• **WHAT IS EXPECTED**
From the listing below, pick out each line with the word "Переход".
>> START RECORD EXCERPTS
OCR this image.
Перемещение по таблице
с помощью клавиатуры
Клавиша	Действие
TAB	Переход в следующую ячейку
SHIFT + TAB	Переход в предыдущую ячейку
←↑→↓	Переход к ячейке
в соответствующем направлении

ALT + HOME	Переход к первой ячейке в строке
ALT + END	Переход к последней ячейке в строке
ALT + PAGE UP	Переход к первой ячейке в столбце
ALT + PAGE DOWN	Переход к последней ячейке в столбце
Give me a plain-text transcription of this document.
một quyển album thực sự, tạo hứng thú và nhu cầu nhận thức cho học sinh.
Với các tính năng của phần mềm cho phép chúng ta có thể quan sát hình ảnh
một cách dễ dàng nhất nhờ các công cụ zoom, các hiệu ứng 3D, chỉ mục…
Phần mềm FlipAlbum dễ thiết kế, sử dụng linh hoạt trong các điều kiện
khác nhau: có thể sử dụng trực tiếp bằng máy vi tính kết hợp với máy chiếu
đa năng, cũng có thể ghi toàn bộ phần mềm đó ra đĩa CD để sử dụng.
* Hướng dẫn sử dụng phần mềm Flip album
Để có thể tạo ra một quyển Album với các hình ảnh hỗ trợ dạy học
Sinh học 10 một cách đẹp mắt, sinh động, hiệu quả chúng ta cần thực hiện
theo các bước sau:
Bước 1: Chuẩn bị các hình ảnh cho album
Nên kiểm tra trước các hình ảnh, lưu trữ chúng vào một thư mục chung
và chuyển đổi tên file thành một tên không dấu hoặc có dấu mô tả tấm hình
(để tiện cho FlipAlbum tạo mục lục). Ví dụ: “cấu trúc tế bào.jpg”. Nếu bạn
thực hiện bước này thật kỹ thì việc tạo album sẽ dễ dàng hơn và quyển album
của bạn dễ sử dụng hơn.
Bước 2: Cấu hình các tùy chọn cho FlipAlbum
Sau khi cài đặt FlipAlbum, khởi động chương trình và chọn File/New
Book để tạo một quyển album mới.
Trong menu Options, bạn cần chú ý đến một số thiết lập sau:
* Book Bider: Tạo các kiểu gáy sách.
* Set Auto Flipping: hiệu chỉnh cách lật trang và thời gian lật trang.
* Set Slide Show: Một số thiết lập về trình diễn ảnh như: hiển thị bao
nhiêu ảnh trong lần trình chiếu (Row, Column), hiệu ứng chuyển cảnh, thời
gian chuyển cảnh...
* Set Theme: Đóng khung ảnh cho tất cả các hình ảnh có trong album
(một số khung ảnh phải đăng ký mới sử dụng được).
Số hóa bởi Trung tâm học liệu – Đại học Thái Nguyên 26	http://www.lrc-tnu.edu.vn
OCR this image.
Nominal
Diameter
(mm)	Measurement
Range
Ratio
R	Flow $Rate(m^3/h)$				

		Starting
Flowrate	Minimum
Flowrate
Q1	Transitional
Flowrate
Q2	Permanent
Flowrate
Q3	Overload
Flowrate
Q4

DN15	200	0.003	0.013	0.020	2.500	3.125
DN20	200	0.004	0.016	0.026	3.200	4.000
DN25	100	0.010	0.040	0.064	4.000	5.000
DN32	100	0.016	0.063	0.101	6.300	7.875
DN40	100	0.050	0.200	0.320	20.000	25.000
>> END RECORD EXCERPTS
• **RESPONSE**
TAB	Переход в следующую ячейку
SHIFT + TAB	Переход в предыдущую ячейку
←↑→↓	Переход к ячейке
ALT + HOME	Переход к первой ячейке в строке
ALT + END	Переход к последней ячейке в строке
ALT + PAGE UP	Переход к первой ячейке в столбце
ALT + PAGE DOWN	Переход к последней ячейке в столбце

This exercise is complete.